Stored items from a collection
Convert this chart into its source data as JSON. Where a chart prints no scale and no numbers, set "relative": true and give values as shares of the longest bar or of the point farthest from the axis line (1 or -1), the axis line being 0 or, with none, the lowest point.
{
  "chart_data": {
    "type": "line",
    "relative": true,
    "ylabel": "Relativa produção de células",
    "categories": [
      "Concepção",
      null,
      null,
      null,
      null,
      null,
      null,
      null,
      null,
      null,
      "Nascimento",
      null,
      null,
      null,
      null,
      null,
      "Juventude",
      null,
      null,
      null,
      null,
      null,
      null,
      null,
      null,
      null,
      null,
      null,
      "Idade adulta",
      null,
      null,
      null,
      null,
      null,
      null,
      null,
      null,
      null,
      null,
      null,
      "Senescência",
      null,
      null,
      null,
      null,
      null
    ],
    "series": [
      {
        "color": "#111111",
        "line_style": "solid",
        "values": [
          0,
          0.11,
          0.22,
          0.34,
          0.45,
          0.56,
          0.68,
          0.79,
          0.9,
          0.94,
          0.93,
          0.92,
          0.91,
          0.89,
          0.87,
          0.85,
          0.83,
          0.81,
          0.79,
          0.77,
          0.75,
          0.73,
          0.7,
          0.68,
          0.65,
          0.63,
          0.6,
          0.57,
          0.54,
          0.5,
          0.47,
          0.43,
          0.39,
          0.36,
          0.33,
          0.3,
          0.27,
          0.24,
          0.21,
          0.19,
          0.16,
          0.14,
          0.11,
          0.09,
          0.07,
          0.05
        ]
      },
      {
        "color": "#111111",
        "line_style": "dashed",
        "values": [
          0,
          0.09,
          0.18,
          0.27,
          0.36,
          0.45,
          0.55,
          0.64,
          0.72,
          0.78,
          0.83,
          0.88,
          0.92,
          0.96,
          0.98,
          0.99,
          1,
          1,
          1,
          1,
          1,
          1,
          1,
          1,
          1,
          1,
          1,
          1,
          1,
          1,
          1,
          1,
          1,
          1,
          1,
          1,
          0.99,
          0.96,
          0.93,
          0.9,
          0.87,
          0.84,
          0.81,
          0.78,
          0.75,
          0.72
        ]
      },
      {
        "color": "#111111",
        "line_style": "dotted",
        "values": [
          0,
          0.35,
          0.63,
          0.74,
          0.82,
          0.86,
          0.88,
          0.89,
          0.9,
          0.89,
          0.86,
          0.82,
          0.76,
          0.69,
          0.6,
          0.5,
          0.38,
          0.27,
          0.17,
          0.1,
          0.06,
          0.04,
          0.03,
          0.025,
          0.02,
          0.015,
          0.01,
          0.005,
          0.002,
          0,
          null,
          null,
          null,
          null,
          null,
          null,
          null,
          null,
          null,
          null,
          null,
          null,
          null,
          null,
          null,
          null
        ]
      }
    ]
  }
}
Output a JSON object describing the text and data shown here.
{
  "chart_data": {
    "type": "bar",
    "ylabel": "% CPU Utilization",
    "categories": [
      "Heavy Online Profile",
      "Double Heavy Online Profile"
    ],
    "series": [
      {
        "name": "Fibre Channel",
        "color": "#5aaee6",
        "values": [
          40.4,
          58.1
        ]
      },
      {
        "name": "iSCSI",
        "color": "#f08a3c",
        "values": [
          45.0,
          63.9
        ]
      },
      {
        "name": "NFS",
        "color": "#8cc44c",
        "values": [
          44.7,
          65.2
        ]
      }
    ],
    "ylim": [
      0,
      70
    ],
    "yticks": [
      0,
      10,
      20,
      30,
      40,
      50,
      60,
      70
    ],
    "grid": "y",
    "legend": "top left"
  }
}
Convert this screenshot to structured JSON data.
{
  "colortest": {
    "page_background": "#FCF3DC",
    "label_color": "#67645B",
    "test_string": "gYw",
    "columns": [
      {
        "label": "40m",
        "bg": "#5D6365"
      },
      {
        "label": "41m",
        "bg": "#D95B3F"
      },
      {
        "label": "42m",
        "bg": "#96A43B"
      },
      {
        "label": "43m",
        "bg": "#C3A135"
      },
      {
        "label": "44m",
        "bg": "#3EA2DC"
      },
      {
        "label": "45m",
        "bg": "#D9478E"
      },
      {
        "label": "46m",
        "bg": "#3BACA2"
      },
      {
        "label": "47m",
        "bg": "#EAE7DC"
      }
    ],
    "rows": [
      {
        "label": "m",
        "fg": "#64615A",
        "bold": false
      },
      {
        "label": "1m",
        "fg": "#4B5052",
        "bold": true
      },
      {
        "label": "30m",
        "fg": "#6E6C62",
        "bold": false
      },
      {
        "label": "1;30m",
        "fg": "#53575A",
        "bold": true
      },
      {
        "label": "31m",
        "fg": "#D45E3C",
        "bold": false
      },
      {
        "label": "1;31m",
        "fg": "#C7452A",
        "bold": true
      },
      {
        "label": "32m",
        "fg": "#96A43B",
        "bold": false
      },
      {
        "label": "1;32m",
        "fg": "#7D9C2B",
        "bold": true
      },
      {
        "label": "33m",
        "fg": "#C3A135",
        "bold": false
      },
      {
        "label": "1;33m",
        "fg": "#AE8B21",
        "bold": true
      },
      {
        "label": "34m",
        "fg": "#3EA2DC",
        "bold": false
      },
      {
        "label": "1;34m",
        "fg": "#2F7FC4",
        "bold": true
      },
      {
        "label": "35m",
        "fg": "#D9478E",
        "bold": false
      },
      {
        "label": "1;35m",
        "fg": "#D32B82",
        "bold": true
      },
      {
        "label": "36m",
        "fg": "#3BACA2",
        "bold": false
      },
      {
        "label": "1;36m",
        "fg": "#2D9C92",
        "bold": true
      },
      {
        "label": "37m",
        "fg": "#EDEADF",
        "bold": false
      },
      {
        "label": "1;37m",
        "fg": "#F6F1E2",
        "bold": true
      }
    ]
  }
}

EXERCISE AIM
Using the listing above, state the number of lines that hold "Profile", with no other text.

REPLY
2